*** PROVIDED RECORDS ***

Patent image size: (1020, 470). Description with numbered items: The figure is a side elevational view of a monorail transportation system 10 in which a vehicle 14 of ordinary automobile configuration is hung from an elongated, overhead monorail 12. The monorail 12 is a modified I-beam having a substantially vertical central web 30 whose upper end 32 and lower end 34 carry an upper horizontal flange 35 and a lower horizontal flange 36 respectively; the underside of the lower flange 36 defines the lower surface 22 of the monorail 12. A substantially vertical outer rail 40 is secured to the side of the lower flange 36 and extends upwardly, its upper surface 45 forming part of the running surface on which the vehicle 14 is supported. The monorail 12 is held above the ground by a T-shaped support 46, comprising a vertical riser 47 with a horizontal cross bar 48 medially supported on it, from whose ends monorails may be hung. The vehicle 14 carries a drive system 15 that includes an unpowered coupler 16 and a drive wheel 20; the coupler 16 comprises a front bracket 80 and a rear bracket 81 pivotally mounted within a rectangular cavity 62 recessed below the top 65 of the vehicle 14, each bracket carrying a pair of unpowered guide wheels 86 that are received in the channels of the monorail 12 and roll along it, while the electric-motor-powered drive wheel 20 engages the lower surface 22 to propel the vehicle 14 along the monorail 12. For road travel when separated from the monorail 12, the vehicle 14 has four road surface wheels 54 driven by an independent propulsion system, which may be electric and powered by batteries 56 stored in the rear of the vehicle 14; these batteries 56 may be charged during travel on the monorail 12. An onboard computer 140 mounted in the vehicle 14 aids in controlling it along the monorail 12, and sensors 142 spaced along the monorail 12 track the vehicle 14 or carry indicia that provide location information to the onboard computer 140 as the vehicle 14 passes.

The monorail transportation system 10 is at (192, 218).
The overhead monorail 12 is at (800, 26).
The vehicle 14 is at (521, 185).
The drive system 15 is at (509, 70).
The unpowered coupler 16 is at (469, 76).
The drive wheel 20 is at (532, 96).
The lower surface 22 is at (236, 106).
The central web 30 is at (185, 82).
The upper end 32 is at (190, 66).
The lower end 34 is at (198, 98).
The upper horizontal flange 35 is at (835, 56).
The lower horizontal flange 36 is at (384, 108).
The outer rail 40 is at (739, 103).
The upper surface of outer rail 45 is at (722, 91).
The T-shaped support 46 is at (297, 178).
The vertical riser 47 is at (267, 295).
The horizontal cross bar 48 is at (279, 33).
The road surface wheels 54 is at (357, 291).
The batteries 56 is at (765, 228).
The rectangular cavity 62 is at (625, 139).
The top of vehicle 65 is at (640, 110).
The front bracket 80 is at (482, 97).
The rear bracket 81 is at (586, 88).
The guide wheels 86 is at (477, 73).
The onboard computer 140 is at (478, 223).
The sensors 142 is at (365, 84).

***

> [WRITTEN PROBLEM]: Format the lines above as a numbered list, leaving out any blank lines.

> [ANSWER FOR THE TASK]:
1. Patent image size: (1020, 470). Description with numbered items: The figure is a side elevational view of a monorail transportation system 10 in which a vehicle 14 of ordinary automobile configuration is hung from an elongated, overhead monorail 12. The monorail 12 is a modified I-beam having a substantially vertical central web 30 whose upper end 32 and lower end 34 carry an upper horizontal flange 35 and a lower horizontal flange 36 respectively; the underside of the lower flange 36 defines the lower surface 22 of the monorail 12. A substantially vertical outer rail 40 is secured to the side of the lower flange 36 and extends upwardly, its upper surface 45 forming part of the running surface on which the vehicle 14 is supported. The monorail 12 is held above the ground by a T-shaped support 46, comprising a vertical riser 47 with a horizontal cross bar 48 medially supported on it, from whose ends monorails may be hung. The vehicle 14 carries a drive system 15 that includes an unpowered coupler 16 and a drive wheel 20; the coupler 16 comprises a front bracket 80 and a rear bracket 81 pivotally mounted within a rectangular cavity 62 recessed below the top 65 of the vehicle 14, each bracket carrying a pair of unpowered guide wheels 86 that are received in the channels of the monorail 12 and roll along it, while the electric-motor-powered drive wheel 20 engages the lower surface 22 to propel the vehicle 14 along the monorail 12. For road travel when separated from the monorail 12, the vehicle 14 has four road surface wheels 54 driven by an independent propulsion system, which may be electric and powered by batteries 56 stored in the rear of the vehicle 14; these batteries 56 may be charged during travel on the monorail 12. An onboard computer 140 mounted in the vehicle 14 aids in controlling it along the monorail 12, and sensors 142 spaced along the monorail 12 track the vehicle 14 or carry indicia that provide location information to the onboard computer 140 as the vehicle 14 passes.
2. The monorail transportation system 10 is at (192, 218).
3. The overhead monorail 12 is at (800, 26).
4. The vehicle 14 is at (521, 185).
5. The drive system 15 is at (509, 70).
6. The unpowered coupler 16 is at (469, 76).
7. The drive wheel 20 is at (532, 96).
8. The lower surface 22 is at (236, 106).
9. The central web 30 is at (185, 82).
10. The upper end 32 is at (190, 66).
11. The lower end 34 is at (198, 98).
12. The upper horizontal flange 35 is at (835, 56).
13. The lower horizontal flange 36 is at (384, 108).
14. The outer rail 40 is at (739, 103).
15. The upper surface of outer rail 45 is at (722, 91).
16. The T-shaped support 46 is at (297, 178).
17. The vertical riser 47 is at (267, 295).
18. The horizontal cross bar 48 is at (279, 33).
19. The road surface wheels 54 is at (357, 291).
20. The batteries 56 is at (765, 228).
21. The rectangular cavity 62 is at (625, 139).
22. The top of vehicle 65 is at (640, 110).
23. The front bracket 80 is at (482, 97).
24. The rear bracket 81 is at (586, 88).
25. The guide wheels 86 is at (477, 73).
26. The onboard computer 140 is at (478, 223).
27. The sensors 142 is at (365, 84).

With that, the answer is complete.